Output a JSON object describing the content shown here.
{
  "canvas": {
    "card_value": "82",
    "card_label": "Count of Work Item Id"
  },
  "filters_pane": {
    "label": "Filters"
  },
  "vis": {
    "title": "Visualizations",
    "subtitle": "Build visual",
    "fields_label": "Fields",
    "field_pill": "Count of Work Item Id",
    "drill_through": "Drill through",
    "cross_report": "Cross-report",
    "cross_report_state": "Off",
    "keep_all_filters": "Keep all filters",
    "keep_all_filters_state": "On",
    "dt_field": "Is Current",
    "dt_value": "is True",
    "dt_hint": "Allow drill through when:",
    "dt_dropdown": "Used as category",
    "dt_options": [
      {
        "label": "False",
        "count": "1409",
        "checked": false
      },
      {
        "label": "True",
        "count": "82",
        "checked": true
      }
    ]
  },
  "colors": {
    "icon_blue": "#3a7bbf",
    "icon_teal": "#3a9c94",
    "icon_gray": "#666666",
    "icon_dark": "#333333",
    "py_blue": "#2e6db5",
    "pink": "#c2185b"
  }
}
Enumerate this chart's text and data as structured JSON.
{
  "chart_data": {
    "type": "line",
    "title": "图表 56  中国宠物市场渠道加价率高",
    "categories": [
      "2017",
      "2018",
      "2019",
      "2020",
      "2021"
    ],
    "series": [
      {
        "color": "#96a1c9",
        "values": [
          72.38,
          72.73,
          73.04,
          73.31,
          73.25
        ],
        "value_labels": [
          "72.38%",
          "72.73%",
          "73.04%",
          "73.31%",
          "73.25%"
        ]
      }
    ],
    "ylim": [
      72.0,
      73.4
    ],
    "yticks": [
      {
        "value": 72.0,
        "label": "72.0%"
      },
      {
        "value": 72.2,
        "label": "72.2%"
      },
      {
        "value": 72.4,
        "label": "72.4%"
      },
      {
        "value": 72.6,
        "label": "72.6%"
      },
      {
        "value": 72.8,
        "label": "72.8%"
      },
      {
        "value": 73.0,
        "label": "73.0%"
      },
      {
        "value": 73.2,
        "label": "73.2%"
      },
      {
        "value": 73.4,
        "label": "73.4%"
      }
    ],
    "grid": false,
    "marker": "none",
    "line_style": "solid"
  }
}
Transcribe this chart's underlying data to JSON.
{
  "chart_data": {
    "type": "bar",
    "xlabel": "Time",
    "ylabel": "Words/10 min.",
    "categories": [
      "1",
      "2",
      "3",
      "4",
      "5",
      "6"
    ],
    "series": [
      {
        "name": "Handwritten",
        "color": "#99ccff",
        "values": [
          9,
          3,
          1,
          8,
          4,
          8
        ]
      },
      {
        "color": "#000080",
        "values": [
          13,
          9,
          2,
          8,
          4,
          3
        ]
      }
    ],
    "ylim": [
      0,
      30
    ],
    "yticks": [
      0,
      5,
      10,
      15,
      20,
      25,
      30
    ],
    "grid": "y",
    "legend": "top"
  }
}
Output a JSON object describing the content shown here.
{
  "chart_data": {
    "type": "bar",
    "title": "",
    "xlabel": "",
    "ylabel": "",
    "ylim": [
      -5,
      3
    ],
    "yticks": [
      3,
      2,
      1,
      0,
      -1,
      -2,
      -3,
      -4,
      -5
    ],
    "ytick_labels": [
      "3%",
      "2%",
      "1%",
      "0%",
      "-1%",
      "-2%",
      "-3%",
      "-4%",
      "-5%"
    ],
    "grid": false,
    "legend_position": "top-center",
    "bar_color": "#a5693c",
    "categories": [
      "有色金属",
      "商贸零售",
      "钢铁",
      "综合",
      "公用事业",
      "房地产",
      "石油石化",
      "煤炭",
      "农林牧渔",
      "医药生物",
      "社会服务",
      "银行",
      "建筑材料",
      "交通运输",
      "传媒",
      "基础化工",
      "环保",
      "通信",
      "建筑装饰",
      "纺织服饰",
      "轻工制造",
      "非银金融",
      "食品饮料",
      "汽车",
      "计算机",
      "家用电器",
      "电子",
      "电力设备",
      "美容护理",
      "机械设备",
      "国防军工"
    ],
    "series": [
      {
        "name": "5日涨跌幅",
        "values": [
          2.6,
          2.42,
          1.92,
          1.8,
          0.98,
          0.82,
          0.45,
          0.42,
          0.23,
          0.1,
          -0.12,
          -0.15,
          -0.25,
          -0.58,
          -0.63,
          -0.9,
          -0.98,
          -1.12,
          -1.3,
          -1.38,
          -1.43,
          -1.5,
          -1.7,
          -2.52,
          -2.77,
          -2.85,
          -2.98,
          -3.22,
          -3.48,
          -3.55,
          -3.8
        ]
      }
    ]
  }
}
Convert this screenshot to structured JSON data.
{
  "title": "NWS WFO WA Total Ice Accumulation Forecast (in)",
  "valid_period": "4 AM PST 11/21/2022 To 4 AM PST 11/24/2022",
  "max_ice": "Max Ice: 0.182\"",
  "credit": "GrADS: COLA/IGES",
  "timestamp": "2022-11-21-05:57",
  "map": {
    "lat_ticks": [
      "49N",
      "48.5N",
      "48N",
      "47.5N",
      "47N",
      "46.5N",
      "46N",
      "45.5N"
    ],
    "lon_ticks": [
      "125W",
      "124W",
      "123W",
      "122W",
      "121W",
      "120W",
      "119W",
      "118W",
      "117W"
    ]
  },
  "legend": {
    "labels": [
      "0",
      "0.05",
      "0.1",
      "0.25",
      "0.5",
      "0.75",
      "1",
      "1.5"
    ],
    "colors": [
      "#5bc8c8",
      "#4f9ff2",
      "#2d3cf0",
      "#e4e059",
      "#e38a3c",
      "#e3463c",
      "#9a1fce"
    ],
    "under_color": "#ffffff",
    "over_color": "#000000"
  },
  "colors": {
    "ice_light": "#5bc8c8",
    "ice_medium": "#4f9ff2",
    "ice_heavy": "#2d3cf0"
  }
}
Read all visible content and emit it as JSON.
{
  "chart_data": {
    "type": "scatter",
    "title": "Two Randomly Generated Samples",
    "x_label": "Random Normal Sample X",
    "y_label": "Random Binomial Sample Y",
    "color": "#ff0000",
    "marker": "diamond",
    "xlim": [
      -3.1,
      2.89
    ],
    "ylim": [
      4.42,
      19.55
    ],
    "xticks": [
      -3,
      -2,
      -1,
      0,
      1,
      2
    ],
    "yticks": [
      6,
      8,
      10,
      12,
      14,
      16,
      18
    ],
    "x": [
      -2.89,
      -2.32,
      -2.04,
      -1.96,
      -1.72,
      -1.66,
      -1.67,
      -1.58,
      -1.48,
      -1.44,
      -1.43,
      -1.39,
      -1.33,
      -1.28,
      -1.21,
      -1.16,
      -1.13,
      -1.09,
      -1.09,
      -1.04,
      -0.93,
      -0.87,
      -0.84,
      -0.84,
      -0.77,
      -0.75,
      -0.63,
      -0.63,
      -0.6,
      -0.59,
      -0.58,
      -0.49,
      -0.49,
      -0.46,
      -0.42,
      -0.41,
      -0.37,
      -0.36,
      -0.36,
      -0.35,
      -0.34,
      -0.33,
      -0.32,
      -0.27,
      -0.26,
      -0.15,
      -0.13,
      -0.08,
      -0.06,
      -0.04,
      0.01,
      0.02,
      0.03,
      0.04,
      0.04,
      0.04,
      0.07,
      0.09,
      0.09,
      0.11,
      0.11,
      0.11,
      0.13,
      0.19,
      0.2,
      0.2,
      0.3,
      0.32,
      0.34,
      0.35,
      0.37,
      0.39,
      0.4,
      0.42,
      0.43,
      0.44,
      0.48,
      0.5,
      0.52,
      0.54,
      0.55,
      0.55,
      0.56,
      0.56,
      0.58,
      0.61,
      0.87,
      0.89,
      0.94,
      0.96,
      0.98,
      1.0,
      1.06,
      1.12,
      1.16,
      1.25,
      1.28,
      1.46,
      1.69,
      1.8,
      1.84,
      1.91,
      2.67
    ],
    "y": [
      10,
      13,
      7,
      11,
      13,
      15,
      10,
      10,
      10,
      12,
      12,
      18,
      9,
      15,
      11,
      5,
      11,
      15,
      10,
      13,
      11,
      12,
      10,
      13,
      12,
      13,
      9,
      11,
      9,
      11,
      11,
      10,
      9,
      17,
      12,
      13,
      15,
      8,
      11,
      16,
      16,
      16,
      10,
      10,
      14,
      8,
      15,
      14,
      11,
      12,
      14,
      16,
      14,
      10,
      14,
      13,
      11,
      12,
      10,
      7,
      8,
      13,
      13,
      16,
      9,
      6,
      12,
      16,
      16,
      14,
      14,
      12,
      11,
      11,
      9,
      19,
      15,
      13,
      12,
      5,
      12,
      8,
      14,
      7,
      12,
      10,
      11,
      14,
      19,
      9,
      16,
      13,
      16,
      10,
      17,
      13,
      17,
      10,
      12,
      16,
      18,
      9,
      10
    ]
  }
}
○ ○ ○ ○
- [Task instructions]: Return each full line of the entries that contains the word "Item".

- [Result]:
    "card_label": "Count of Work Item Id"
    "field_pill": "Count of Work Item Id",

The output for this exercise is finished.